- _Your task_
Restate word for word the lines from the one containing "Parse this screenshot: output" through the end of the listing below, with both ends included.

Collection entries:
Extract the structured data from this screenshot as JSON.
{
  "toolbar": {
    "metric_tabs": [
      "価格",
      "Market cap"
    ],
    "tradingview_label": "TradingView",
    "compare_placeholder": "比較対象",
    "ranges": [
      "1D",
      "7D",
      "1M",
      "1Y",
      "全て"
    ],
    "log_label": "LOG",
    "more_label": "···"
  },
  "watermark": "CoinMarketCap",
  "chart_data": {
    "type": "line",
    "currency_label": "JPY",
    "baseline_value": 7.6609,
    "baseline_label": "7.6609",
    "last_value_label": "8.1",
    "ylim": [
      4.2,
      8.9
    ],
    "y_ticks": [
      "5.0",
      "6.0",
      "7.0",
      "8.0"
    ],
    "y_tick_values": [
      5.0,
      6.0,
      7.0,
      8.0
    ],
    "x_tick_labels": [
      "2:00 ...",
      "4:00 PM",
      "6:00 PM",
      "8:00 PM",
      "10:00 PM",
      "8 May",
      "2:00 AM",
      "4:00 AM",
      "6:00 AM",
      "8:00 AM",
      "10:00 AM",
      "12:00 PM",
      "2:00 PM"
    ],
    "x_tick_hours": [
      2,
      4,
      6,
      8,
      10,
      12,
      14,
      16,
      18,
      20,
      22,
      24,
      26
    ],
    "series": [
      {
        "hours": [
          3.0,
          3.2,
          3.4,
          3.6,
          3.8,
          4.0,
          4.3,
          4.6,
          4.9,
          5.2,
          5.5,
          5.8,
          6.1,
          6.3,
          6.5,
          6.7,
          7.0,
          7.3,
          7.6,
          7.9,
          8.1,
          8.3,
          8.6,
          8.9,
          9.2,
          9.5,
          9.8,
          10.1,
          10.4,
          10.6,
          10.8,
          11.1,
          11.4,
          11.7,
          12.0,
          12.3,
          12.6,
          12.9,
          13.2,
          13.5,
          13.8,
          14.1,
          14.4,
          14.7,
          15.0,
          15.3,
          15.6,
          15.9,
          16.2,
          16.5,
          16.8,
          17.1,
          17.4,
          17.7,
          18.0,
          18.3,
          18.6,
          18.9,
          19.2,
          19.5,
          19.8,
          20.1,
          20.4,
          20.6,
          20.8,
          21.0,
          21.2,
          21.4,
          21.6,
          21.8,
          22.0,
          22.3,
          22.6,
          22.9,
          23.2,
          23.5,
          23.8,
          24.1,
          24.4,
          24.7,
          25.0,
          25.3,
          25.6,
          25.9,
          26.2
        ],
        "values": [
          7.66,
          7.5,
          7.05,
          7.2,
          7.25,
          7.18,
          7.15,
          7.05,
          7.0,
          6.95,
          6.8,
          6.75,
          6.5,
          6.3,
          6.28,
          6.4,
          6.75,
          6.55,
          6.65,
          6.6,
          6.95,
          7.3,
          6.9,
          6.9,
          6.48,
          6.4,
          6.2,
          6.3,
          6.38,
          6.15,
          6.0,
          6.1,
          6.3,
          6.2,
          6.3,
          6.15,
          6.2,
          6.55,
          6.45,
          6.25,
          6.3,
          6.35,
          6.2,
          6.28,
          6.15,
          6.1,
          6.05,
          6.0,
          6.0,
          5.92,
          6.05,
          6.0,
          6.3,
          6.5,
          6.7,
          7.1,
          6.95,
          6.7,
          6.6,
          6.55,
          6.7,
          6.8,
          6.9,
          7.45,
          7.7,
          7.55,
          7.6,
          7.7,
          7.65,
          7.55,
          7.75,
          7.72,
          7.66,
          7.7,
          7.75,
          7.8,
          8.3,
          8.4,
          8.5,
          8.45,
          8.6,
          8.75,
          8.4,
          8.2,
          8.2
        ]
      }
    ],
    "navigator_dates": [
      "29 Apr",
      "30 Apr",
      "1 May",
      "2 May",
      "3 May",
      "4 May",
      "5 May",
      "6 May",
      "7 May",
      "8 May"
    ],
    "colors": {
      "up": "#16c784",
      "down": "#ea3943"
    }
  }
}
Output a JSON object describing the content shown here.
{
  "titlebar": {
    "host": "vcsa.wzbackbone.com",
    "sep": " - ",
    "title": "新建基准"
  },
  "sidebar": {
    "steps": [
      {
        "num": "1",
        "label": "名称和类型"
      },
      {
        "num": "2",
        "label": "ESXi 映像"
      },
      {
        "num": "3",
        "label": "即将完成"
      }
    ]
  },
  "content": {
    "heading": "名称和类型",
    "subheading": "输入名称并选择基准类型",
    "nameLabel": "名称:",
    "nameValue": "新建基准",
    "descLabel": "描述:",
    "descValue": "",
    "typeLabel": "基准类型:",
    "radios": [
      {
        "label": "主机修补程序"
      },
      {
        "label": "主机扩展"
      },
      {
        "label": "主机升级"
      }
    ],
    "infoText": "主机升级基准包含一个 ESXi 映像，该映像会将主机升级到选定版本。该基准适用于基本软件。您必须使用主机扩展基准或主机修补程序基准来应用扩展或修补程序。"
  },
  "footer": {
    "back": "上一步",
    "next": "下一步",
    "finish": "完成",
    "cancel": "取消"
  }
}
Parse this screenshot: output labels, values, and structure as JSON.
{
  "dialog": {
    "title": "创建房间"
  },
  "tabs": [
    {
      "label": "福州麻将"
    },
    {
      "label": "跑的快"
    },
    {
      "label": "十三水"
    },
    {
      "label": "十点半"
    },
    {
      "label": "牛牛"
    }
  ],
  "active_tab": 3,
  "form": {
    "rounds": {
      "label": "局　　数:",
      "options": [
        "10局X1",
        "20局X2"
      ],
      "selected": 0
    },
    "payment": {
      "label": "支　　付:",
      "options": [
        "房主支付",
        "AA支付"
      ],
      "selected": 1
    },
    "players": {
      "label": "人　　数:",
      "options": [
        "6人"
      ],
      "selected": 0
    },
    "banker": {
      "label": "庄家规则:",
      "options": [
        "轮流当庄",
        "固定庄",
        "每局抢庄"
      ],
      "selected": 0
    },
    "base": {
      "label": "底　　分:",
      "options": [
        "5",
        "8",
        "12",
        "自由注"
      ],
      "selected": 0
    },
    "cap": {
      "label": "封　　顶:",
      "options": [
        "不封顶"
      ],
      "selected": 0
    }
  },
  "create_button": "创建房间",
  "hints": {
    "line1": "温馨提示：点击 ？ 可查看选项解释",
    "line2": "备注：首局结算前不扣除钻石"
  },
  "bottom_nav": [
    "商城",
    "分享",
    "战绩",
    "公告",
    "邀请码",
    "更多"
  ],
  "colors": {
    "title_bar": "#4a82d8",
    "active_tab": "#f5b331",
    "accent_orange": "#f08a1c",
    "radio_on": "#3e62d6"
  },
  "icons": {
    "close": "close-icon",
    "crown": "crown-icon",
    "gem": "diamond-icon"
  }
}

- _Result below_
Parse this screenshot: output labels, values, and structure as JSON.
{
  "dialog": {
    "title": "创建房间"
  },
  "tabs": [
    {
      "label": "福州麻将"
    },
    {
      "label": "跑的快"
    },
    {
      "label": "十三水"
    },
    {
      "label": "十点半"
    },
    {
      "label": "牛牛"
    }
  ],
  "active_tab": 3,
  "form": {
    "rounds": {
      "label": "局　　数:",
      "options": [
        "10局X1",
        "20局X2"
      ],
      "selected": 0
    },
    "payment": {
      "label": "支　　付:",
      "options": [
        "房主支付",
        "AA支付"
      ],
      "selected": 1
    },
    "players": {
      "label": "人　　数:",
      "options": [
        "6人"
      ],
      "selected": 0
    },
    "banker": {
      "label": "庄家规则:",
      "options": [
        "轮流当庄",
        "固定庄",
        "每局抢庄"
      ],
      "selected": 0
    },
    "base": {
      "label": "底　　分:",
      "options": [
        "5",
        "8",
        "12",
        "自由注"
      ],
      "selected": 0
    },
    "cap": {
      "label": "封　　顶:",
      "options": [
        "不封顶"
      ],
      "selected": 0
    }
  },
  "create_button": "创建房间",
  "hints": {
    "line1": "温馨提示：点击 ？ 可查看选项解释",
    "line2": "备注：首局结算前不扣除钻石"
  },
  "bottom_nav": [
    "商城",
    "分享",
    "战绩",
    "公告",
    "邀请码",
    "更多"
  ],
  "colors": {
    "title_bar": "#4a82d8",
    "active_tab": "#f5b331",
    "accent_orange": "#f08a1c",
    "radio_on": "#3e62d6"
  },
  "icons": {
    "close": "close-icon",
    "crown": "crown-icon",
    "gem": "diamond-icon"
  }
}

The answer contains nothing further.